'''

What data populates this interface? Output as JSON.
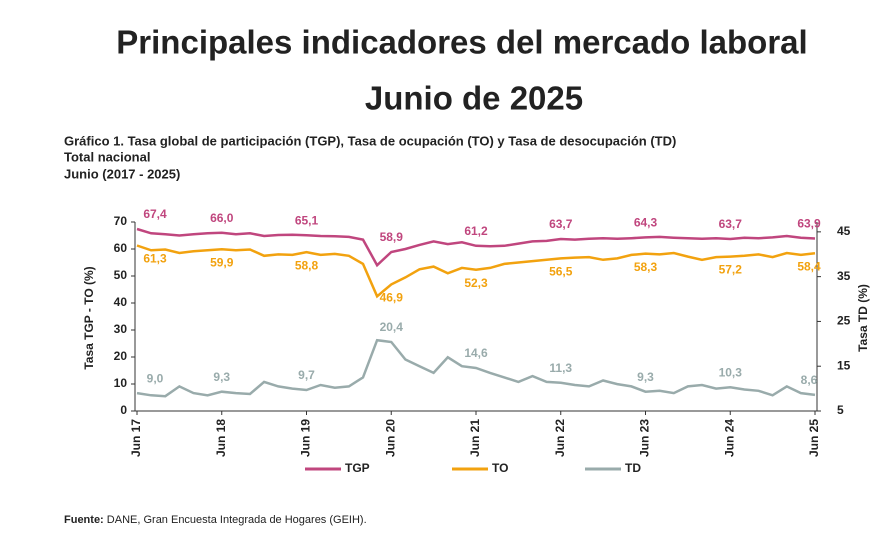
{
  "title": "Principales indicadores del mercado laboral",
  "subtitle": "Junio de 2025",
  "chart_data": {
    "type": "line",
    "title": "Gráfico 1. Tasa global de participación (TGP), Tasa de ocupación (TO) y Tasa de desocupación (TD)",
    "subtitle": [
      "Total nacional",
      "Junio (2017 - 2025)"
    ],
    "y_label": "Tasa TGP - TO (%)",
    "y2_label": "Tasa TD (%)",
    "categories": [
      "Jun 17",
      null,
      null,
      null,
      null,
      null,
      "Jun 18",
      null,
      null,
      null,
      null,
      null,
      "Jun 19",
      null,
      null,
      null,
      null,
      null,
      "Jun 20",
      null,
      null,
      null,
      null,
      null,
      "Jun 21",
      null,
      null,
      null,
      null,
      null,
      "Jun 22",
      null,
      null,
      null,
      null,
      null,
      "Jun 23",
      null,
      null,
      null,
      null,
      null,
      "Jun 24",
      null,
      null,
      null,
      null,
      null,
      "Jun 25"
    ],
    "ylim": [
      0,
      70
    ],
    "yticks": [
      0,
      10,
      20,
      30,
      40,
      50,
      60,
      70
    ],
    "y2lim": [
      5,
      47.2
    ],
    "y2ticks": [
      5,
      15,
      25,
      35,
      45
    ],
    "legend": "bottom",
    "series": [
      {
        "name": "TGP",
        "color": "#c0467e",
        "values": [
          67.4,
          65.8,
          65.5,
          65.0,
          65.5,
          65.8,
          66.0,
          65.5,
          65.8,
          64.8,
          65.2,
          65.3,
          65.1,
          64.8,
          64.7,
          64.5,
          63.5,
          54.0,
          58.9,
          60.0,
          61.5,
          62.8,
          61.8,
          62.5,
          61.2,
          61.0,
          61.2,
          62.0,
          62.8,
          63.0,
          63.7,
          63.5,
          63.8,
          64.0,
          63.8,
          64.0,
          64.3,
          64.5,
          64.2,
          64.0,
          63.8,
          64.0,
          63.7,
          64.2,
          64.0,
          64.3,
          64.8,
          64.2,
          63.9
        ],
        "value_labels": [
          "67,4",
          null,
          null,
          null,
          null,
          null,
          "66,0",
          null,
          null,
          null,
          null,
          null,
          "65,1",
          null,
          null,
          null,
          null,
          null,
          "58,9",
          null,
          null,
          null,
          null,
          null,
          "61,2",
          null,
          null,
          null,
          null,
          null,
          "63,7",
          null,
          null,
          null,
          null,
          null,
          "64,3",
          null,
          null,
          null,
          null,
          null,
          "63,7",
          null,
          null,
          null,
          null,
          null,
          "63,9"
        ]
      },
      {
        "name": "TO",
        "color": "#f2a20f",
        "values": [
          61.3,
          59.5,
          59.8,
          58.5,
          59.2,
          59.5,
          59.9,
          59.5,
          59.8,
          57.5,
          58.0,
          57.8,
          58.8,
          57.8,
          58.2,
          57.5,
          54.5,
          42.5,
          46.9,
          49.5,
          52.5,
          53.5,
          51.0,
          53.0,
          52.3,
          53.0,
          54.5,
          55.0,
          55.5,
          56.0,
          56.5,
          56.8,
          57.0,
          56.0,
          56.5,
          57.8,
          58.3,
          58.0,
          58.5,
          57.2,
          56.0,
          57.0,
          57.2,
          57.5,
          58.0,
          57.0,
          58.5,
          57.8,
          58.4
        ],
        "value_labels": [
          "61,3",
          null,
          null,
          null,
          null,
          null,
          "59,9",
          null,
          null,
          null,
          null,
          null,
          "58,8",
          null,
          null,
          null,
          null,
          null,
          "46,9",
          null,
          null,
          null,
          null,
          null,
          "52,3",
          null,
          null,
          null,
          null,
          null,
          "56,5",
          null,
          null,
          null,
          null,
          null,
          "58,3",
          null,
          null,
          null,
          null,
          null,
          "57,2",
          null,
          null,
          null,
          null,
          null,
          "58,4"
        ]
      },
      {
        "name": "TD",
        "color": "#99abab",
        "axis": "y2",
        "values": [
          9.0,
          8.5,
          8.3,
          10.5,
          9.0,
          8.5,
          9.3,
          9.0,
          8.8,
          11.5,
          10.5,
          10.0,
          9.7,
          10.8,
          10.2,
          10.5,
          12.5,
          20.8,
          20.4,
          16.5,
          15.0,
          13.5,
          17.0,
          15.0,
          14.6,
          13.5,
          12.5,
          11.5,
          12.8,
          11.5,
          11.3,
          10.8,
          10.5,
          11.8,
          11.0,
          10.5,
          9.3,
          9.5,
          9.0,
          10.5,
          10.8,
          10.0,
          10.3,
          9.8,
          9.5,
          8.5,
          10.5,
          9.0,
          8.6
        ],
        "value_labels": [
          "9,0",
          null,
          null,
          null,
          null,
          null,
          "9,3",
          null,
          null,
          null,
          null,
          null,
          "9,7",
          null,
          null,
          null,
          null,
          null,
          "20,4",
          null,
          null,
          null,
          null,
          null,
          "14,6",
          null,
          null,
          null,
          null,
          null,
          "11,3",
          null,
          null,
          null,
          null,
          null,
          "9,3",
          null,
          null,
          null,
          null,
          null,
          "10,3",
          null,
          null,
          null,
          null,
          null,
          "8,6"
        ]
      }
    ]
  },
  "source_label": "Fuente:",
  "source": "DANE, Gran Encuesta Integrada de Hogares (GEIH)."
}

'''

■ **WHAT YOU ARE ASKED TO DO**:
Retype every entry verbatim and exclude the pictures from the copy.

■ **EXERCISE OUTPUT**:
What data populates this interface? Output as JSON.
{
  "title": "Principales indicadores del mercado laboral",
  "subtitle": "Junio de 2025",
  "chart_data": {
    "type": "line",
    "title": "Gráfico 1. Tasa global de participación (TGP), Tasa de ocupación (TO) y Tasa de desocupación (TD)",
    "subtitle": [
      "Total nacional",
      "Junio (2017 - 2025)"
    ],
    "y_label": "Tasa TGP - TO (%)",
    "y2_label": "Tasa TD (%)",
    "categories": [
      "Jun 17",
      null,
      null,
      null,
      null,
      null,
      "Jun 18",
      null,
      null,
      null,
      null,
      null,
      "Jun 19",
      null,
      null,
      null,
      null,
      null,
      "Jun 20",
      null,
      null,
      null,
      null,
      null,
      "Jun 21",
      null,
      null,
      null,
      null,
      null,
      "Jun 22",
      null,
      null,
      null,
      null,
      null,
      "Jun 23",
      null,
      null,
      null,
      null,
      null,
      "Jun 24",
      null,
      null,
      null,
      null,
      null,
      "Jun 25"
    ],
    "ylim": [
      0,
      70
    ],
    "yticks": [
      0,
      10,
      20,
      30,
      40,
      50,
      60,
      70
    ],
    "y2lim": [
      5,
      47.2
    ],
    "y2ticks": [
      5,
      15,
      25,
      35,
      45
    ],
    "legend": "bottom",
    "series": [
      {
        "name": "TGP",
        "color": "#c0467e",
        "values": [
          67.4,
          65.8,
          65.5,
          65.0,
          65.5,
          65.8,
          66.0,
          65.5,
          65.8,
          64.8,
          65.2,
          65.3,
          65.1,
          64.8,
          64.7,
          64.5,
          63.5,
          54.0,
          58.9,
          60.0,
          61.5,
          62.8,
          61.8,
          62.5,
          61.2,
          61.0,
          61.2,
          62.0,
          62.8,
          63.0,
          63.7,
          63.5,
          63.8,
          64.0,
          63.8,
          64.0,
          64.3,
          64.5,
          64.2,
          64.0,
          63.8,
          64.0,
          63.7,
          64.2,
          64.0,
          64.3,
          64.8,
          64.2,
          63.9
        ],
        "value_labels": [
          "67,4",
          null,
          null,
          null,
          null,
          null,
          "66,0",
          null,
          null,
          null,
          null,
          null,
          "65,1",
          null,
          null,
          null,
          null,
          null,
          "58,9",
          null,
          null,
          null,
          null,
          null,
          "61,2",
          null,
          null,
          null,
          null,
          null,
          "63,7",
          null,
          null,
          null,
          null,
          null,
          "64,3",
          null,
          null,
          null,
          null,
          null,
          "63,7",
          null,
          null,
          null,
          null,
          null,
          "63,9"
        ]
      },
      {
        "name": "TO",
        "color": "#f2a20f",
        "values": [
          61.3,
          59.5,
          59.8,
          58.5,
          59.2,
          59.5,
          59.9,
          59.5,
          59.8,
          57.5,
          58.0,
          57.8,
          58.8,
          57.8,
          58.2,
          57.5,
          54.5,
          42.5,
          46.9,
          49.5,
          52.5,
          53.5,
          51.0,
          53.0,
          52.3,
          53.0,
          54.5,
          55.0,
          55.5,
          56.0,
          56.5,
          56.8,
          57.0,
          56.0,
          56.5,
          57.8,
          58.3,
          58.0,
          58.5,
          57.2,
          56.0,
          57.0,
          57.2,
          57.5,
          58.0,
          57.0,
          58.5,
          57.8,
          58.4
        ],
        "value_labels": [
          "61,3",
          null,
          null,
          null,
          null,
          null,
          "59,9",
          null,
          null,
          null,
          null,
          null,
          "58,8",
          null,
          null,
          null,
          null,
          null,
          "46,9",
          null,
          null,
          null,
          null,
          null,
          "52,3",
          null,
          null,
          null,
          null,
          null,
          "56,5",
          null,
          null,
          null,
          null,
          null,
          "58,3",
          null,
          null,
          null,
          null,
          null,
          "57,2",
          null,
          null,
          null,
          null,
          null,
          "58,4"
        ]
      },
      {
        "name": "TD",
        "color": "#99abab",
        "axis": "y2",
        "values": [
          9.0,
          8.5,
          8.3,
          10.5,
          9.0,
          8.5,
          9.3,
          9.0,
          8.8,
          11.5,
          10.5,
          10.0,
          9.7,
          10.8,
          10.2,
          10.5,
          12.5,
          20.8,
          20.4,
          16.5,
          15.0,
          13.5,
          17.0,
          15.0,
          14.6,
          13.5,
          12.5,
          11.5,
          12.8,
          11.5,
          11.3,
          10.8,
          10.5,
          11.8,
          11.0,
          10.5,
          9.3,
          9.5,
          9.0,
          10.5,
          10.8,
          10.0,
          10.3,
          9.8,
          9.5,
          8.5,
          10.5,
          9.0,
          8.6
        ],
        "value_labels": [
          "9,0",
          null,
          null,
          null,
          null,
          null,
          "9,3",
          null,
          null,
          null,
          null,
          null,
          "9,7",
          null,
          null,
          null,
          null,
          null,
          "20,4",
          null,
          null,
          null,
          null,
          null,
          "14,6",
          null,
          null,
          null,
          null,
          null,
          "11,3",
          null,
          null,
          null,
          null,
          null,
          "9,3",
          null,
          null,
          null,
          null,
          null,
          "10,3",
          null,
          null,
          null,
          null,
          null,
          "8,6"
        ]
      }
    ]
  },
  "source_label": "Fuente:",
  "source": "DANE, Gran Encuesta Integrada de Hogares (GEIH)."
}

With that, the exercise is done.